Given exercise:
Set the listing down unchanged, minus every embedded image.

Record extracts:
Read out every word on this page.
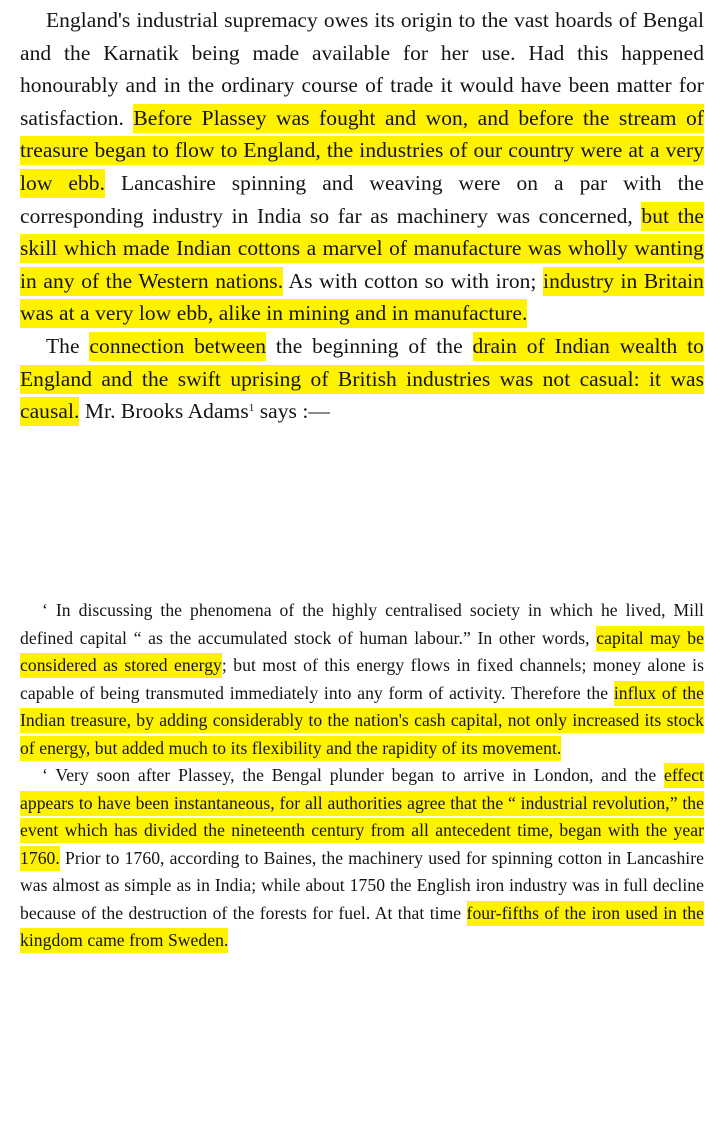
England's industrial supremacy owes its origin to the vast hoards of Bengal and the Karnatik being made available for her use. Had this happened honourably and in the ordinary course of trade it would have been matter for satisfaction. Before Plassey was fought and won, and before the stream of treasure began to flow to England, the industries of our country were at a very low ebb. Lancashire spinning and weaving were on a par with the corresponding industry in India so far as machinery was concerned, but the skill which made Indian cottons a marvel of manufacture was wholly wanting in any of the Western nations. As with cotton so with iron; industry in Britain was at a very low ebb, alike in mining and in manufacture.

The connection between the beginning of the drain of Indian wealth to England and the swift uprising of British industries was not casual: it was causal. Mr. Brooks Adams$^1$ says :—

‘ In discussing the phenomena of the highly centralised society in which he lived, Mill defined capital “ as the accumulated stock of human labour.” In other words, capital may be considered as stored energy; but most of this energy flows in fixed channels; money alone is capable of being transmuted immediately into any form of activity. Therefore the influx of the Indian treasure, by adding considerably to the nation's cash capital, not only increased its stock of energy, but added much to its flexibility and the rapidity of its movement.

‘ Very soon after Plassey, the Bengal plunder began to arrive in London, and the effect appears to have been instantaneous, for all authorities agree that the “ industrial revolution,” the event which has divided the nineteenth century from all antecedent time, began with the year 1760. Prior to 1760, according to Baines, the machinery used for spinning cotton in Lancashire was almost as simple as in India; while about 1750 the English iron industry was in full decline because of the destruction of the forests for fuel. At that time four-fifths of the iron used in the kingdom came from Sweden.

Written reply:
Read out every word on this page.
England's industrial supremacy owes its origin to the vast hoards of Bengal and the Karnatik being made available for her use. Had this happened honourably and in the ordinary course of trade it would have been matter for satisfaction. Before Plassey was fought and won, and before the stream of treasure began to flow to England, the industries of our country were at a very low ebb. Lancashire spinning and weaving were on a par with the corresponding industry in India so far as machinery was concerned, but the skill which made Indian cottons a marvel of manufacture was wholly wanting in any of the Western nations. As with cotton so with iron; industry in Britain was at a very low ebb, alike in mining and in manufacture.

The connection between the beginning of the drain of Indian wealth to England and the swift uprising of British industries was not casual: it was causal. Mr. Brooks Adams$^1$ says :—

‘ In discussing the phenomena of the highly centralised society in which he lived, Mill defined capital “ as the accumulated stock of human labour.” In other words, capital may be considered as stored energy; but most of this energy flows in fixed channels; money alone is capable of being transmuted immediately into any form of activity. Therefore the influx of the Indian treasure, by adding considerably to the nation's cash capital, not only increased its stock of energy, but added much to its flexibility and the rapidity of its movement.

‘ Very soon after Plassey, the Bengal plunder began to arrive in London, and the effect appears to have been instantaneous, for all authorities agree that the “ industrial revolution,” the event which has divided the nineteenth century from all antecedent time, began with the year 1760. Prior to 1760, according to Baines, the machinery used for spinning cotton in Lancashire was almost as simple as in India; while about 1750 the English iron industry was in full decline because of the destruction of the forests for fuel. At that time four-fifths of the iron used in the kingdom came from Sweden.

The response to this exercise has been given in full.